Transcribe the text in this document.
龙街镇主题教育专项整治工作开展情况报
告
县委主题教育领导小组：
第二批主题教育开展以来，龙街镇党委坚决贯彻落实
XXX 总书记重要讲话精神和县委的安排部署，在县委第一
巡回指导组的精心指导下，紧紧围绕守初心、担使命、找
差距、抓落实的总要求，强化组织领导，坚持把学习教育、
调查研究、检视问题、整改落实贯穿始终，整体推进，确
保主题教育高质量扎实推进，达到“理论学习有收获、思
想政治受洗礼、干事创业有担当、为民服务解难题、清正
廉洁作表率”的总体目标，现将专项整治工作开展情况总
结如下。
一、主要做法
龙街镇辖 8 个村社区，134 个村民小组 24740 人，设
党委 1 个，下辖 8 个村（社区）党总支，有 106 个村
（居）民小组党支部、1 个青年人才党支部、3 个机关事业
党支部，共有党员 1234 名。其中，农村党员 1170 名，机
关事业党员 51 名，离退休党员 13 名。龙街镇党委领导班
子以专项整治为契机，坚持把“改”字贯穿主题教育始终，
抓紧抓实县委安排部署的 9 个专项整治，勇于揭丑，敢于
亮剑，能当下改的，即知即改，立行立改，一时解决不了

• Directions for this task:
Restate the whole listing exactly, leaving out nothing.

• Written answer:
Transcribe the text in this document.
龙街镇主题教育专项整治工作开展情况报
告
县委主题教育领导小组：
第二批主题教育开展以来，龙街镇党委坚决贯彻落实
XXX 总书记重要讲话精神和县委的安排部署，在县委第一
巡回指导组的精心指导下，紧紧围绕守初心、担使命、找
差距、抓落实的总要求，强化组织领导，坚持把学习教育、
调查研究、检视问题、整改落实贯穿始终，整体推进，确
保主题教育高质量扎实推进，达到“理论学习有收获、思
想政治受洗礼、干事创业有担当、为民服务解难题、清正
廉洁作表率”的总体目标，现将专项整治工作开展情况总
结如下。
一、主要做法
龙街镇辖 8 个村社区，134 个村民小组 24740 人，设
党委 1 个，下辖 8 个村（社区）党总支，有 106 个村
（居）民小组党支部、1 个青年人才党支部、3 个机关事业
党支部，共有党员 1234 名。其中，农村党员 1170 名，机
关事业党员 51 名，离退休党员 13 名。龙街镇党委领导班
子以专项整治为契机，坚持把“改”字贯穿主题教育始终，
抓紧抓实县委安排部署的 9 个专项整治，勇于揭丑，敢于
亮剑，能当下改的，即知即改，立行立改，一时解决不了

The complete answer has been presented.